_Request_: From the listing below, select every line where the word "Jehovah" appears.

_Excerpted data_:
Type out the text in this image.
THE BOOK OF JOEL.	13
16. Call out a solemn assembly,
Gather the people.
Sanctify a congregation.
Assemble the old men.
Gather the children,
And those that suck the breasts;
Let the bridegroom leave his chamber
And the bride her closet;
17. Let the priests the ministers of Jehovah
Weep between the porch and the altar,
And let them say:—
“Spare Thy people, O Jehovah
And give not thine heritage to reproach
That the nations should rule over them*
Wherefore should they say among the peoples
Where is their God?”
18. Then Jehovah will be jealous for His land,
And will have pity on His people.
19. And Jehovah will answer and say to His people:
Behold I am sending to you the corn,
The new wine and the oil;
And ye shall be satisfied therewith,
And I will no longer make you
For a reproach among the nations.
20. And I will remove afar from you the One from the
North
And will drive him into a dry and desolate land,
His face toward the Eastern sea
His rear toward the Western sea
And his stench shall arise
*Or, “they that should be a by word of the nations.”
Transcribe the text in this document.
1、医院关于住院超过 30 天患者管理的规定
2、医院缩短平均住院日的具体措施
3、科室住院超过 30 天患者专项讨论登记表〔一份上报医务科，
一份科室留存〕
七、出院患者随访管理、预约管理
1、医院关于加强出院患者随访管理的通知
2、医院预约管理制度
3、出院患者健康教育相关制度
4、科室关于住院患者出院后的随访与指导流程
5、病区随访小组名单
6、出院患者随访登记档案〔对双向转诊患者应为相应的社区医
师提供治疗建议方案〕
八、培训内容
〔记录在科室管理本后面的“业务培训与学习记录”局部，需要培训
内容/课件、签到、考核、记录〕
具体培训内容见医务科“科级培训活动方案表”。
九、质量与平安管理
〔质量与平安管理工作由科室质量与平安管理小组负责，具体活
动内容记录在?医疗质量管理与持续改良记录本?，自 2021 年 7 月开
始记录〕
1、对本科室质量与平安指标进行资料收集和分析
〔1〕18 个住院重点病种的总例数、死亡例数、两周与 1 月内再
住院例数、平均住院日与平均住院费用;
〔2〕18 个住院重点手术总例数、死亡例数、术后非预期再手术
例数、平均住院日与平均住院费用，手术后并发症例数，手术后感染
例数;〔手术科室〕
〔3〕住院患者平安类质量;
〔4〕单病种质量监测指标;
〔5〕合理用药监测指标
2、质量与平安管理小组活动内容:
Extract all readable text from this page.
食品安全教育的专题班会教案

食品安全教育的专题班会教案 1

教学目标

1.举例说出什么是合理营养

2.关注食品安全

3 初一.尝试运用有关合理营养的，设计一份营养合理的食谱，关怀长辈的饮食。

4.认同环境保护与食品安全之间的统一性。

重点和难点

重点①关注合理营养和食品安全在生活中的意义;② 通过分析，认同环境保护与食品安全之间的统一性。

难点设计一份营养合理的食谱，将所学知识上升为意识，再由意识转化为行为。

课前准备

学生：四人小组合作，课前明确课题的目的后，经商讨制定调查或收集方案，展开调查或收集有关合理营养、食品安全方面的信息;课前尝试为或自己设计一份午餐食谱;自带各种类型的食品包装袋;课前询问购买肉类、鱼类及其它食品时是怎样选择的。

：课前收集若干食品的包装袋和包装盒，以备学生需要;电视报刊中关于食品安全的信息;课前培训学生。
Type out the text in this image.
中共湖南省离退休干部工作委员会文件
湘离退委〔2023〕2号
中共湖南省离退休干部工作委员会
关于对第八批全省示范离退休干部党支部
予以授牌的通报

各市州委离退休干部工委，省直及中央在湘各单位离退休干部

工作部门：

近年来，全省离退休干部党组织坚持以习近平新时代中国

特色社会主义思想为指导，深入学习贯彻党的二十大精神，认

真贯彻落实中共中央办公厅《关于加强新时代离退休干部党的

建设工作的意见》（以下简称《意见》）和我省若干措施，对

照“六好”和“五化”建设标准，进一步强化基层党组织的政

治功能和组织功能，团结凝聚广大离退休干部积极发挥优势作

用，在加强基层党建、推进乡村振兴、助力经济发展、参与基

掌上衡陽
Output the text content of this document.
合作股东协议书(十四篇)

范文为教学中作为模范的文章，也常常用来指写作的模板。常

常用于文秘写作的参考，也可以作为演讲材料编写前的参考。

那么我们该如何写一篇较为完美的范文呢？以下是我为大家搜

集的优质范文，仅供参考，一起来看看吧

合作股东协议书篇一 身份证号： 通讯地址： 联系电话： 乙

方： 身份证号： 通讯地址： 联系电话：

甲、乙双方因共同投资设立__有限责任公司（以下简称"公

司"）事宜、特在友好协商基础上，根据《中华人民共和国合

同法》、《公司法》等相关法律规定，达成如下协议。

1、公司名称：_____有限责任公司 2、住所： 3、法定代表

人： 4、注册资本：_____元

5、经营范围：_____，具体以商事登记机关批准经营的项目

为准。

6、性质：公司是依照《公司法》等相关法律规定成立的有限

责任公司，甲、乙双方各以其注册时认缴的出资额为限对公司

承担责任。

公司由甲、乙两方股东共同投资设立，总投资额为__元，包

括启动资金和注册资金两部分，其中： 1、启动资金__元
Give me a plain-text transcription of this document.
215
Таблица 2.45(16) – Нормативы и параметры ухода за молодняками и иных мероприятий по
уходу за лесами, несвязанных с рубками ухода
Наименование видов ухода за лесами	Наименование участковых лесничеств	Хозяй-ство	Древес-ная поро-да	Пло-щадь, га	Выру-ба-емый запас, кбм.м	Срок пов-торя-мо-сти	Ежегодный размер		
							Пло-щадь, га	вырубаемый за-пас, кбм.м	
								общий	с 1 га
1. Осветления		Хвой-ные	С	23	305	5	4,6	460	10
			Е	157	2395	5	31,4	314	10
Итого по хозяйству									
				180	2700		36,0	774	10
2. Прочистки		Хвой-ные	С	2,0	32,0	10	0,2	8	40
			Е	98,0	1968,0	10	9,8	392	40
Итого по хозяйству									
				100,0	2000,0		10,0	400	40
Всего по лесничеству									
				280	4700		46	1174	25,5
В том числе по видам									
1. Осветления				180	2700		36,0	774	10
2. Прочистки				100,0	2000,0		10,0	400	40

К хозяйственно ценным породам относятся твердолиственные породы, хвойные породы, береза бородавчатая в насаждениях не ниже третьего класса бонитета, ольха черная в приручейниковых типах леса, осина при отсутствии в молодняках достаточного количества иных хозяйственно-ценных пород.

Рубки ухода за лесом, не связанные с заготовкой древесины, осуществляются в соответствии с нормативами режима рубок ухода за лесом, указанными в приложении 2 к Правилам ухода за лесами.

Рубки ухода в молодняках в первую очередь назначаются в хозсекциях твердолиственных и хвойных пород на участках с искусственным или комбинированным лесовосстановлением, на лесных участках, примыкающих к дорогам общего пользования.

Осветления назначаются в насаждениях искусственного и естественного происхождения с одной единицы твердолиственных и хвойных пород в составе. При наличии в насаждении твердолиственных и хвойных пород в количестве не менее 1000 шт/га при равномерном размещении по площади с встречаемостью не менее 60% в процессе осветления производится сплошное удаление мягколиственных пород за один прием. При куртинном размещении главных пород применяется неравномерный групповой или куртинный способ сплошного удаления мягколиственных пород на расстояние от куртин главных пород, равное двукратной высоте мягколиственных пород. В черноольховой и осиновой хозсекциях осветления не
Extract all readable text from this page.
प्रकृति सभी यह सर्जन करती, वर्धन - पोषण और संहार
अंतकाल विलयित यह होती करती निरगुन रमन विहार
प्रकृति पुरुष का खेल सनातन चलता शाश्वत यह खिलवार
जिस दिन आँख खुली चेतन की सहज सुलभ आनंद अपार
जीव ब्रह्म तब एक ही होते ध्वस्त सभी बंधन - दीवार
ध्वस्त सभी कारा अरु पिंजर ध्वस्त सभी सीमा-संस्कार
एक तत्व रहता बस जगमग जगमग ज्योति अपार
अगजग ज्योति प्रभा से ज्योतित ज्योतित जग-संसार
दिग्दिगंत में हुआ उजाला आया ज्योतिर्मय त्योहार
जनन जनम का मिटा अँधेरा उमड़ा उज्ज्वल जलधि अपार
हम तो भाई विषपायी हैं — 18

_Answer in full_:
17. Let the priests the ministers of Jehovah
“Spare Thy people, O Jehovah
18. Then Jehovah will be jealous for His land,
19. And Jehovah will answer and say to His people:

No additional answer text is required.